# [GIVEN DATA]
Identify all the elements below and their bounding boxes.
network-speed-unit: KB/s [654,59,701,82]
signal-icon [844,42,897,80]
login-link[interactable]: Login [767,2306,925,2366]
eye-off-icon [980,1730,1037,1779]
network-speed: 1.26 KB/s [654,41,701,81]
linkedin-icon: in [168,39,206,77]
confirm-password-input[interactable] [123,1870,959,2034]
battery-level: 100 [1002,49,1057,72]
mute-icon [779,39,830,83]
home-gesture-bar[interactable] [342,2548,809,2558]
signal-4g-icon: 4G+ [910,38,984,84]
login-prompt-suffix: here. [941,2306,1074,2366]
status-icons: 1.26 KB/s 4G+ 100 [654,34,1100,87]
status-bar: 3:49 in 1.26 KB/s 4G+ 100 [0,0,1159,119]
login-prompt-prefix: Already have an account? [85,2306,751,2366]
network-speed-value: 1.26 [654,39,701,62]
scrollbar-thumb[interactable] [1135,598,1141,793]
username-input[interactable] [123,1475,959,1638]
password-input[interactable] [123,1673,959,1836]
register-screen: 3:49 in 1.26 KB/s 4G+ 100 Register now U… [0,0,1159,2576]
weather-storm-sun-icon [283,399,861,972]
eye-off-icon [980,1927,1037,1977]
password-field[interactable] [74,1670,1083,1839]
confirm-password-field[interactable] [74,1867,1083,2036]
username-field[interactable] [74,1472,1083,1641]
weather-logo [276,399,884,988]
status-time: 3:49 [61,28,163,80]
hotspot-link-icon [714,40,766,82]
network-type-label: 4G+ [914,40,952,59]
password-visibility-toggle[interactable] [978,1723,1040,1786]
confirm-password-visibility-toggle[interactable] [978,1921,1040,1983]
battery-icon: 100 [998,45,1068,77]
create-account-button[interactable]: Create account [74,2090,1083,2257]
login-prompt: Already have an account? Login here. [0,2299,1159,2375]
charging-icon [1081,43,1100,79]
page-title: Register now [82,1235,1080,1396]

# [PROBLEM TO WORK ON]
Retype all of the data above, keeping every line unchanged and in the same order.

# [FULL ANSWER]
Identify all the elements below and their bounding boxes.
network-speed-unit: KB/s [654,59,701,82]
signal-icon [844,42,897,80]
login-link[interactable]: Login [767,2306,925,2366]
eye-off-icon [980,1730,1037,1779]
network-speed: 1.26 KB/s [654,41,701,81]
linkedin-icon: in [168,39,206,77]
confirm-password-input[interactable] [123,1870,959,2034]
battery-level: 100 [1002,49,1057,72]
mute-icon [779,39,830,83]
home-gesture-bar[interactable] [342,2548,809,2558]
signal-4g-icon: 4G+ [910,38,984,84]
login-prompt-suffix: here. [941,2306,1074,2366]
status-icons: 1.26 KB/s 4G+ 100 [654,34,1100,87]
status-bar: 3:49 in 1.26 KB/s 4G+ 100 [0,0,1159,119]
login-prompt-prefix: Already have an account? [85,2306,751,2366]
network-speed-value: 1.26 [654,39,701,62]
scrollbar-thumb[interactable] [1135,598,1141,793]
username-input[interactable] [123,1475,959,1638]
password-input[interactable] [123,1673,959,1836]
register-screen: 3:49 in 1.26 KB/s 4G+ 100 Register now U… [0,0,1159,2576]
weather-storm-sun-icon [283,399,861,972]
eye-off-icon [980,1927,1037,1977]
password-field[interactable] [74,1670,1083,1839]
confirm-password-field[interactable] [74,1867,1083,2036]
username-field[interactable] [74,1472,1083,1641]
weather-logo [276,399,884,988]
status-time: 3:49 [61,28,163,80]
hotspot-link-icon [714,40,766,82]
network-type-label: 4G+ [914,40,952,59]
password-visibility-toggle[interactable] [978,1723,1040,1786]
confirm-password-visibility-toggle[interactable] [978,1921,1040,1983]
battery-icon: 100 [998,45,1068,77]
create-account-button[interactable]: Create account [74,2090,1083,2257]
login-prompt: Already have an account? Login here. [0,2299,1159,2375]
charging-icon [1081,43,1100,79]
page-title: Register now [82,1235,1080,1396]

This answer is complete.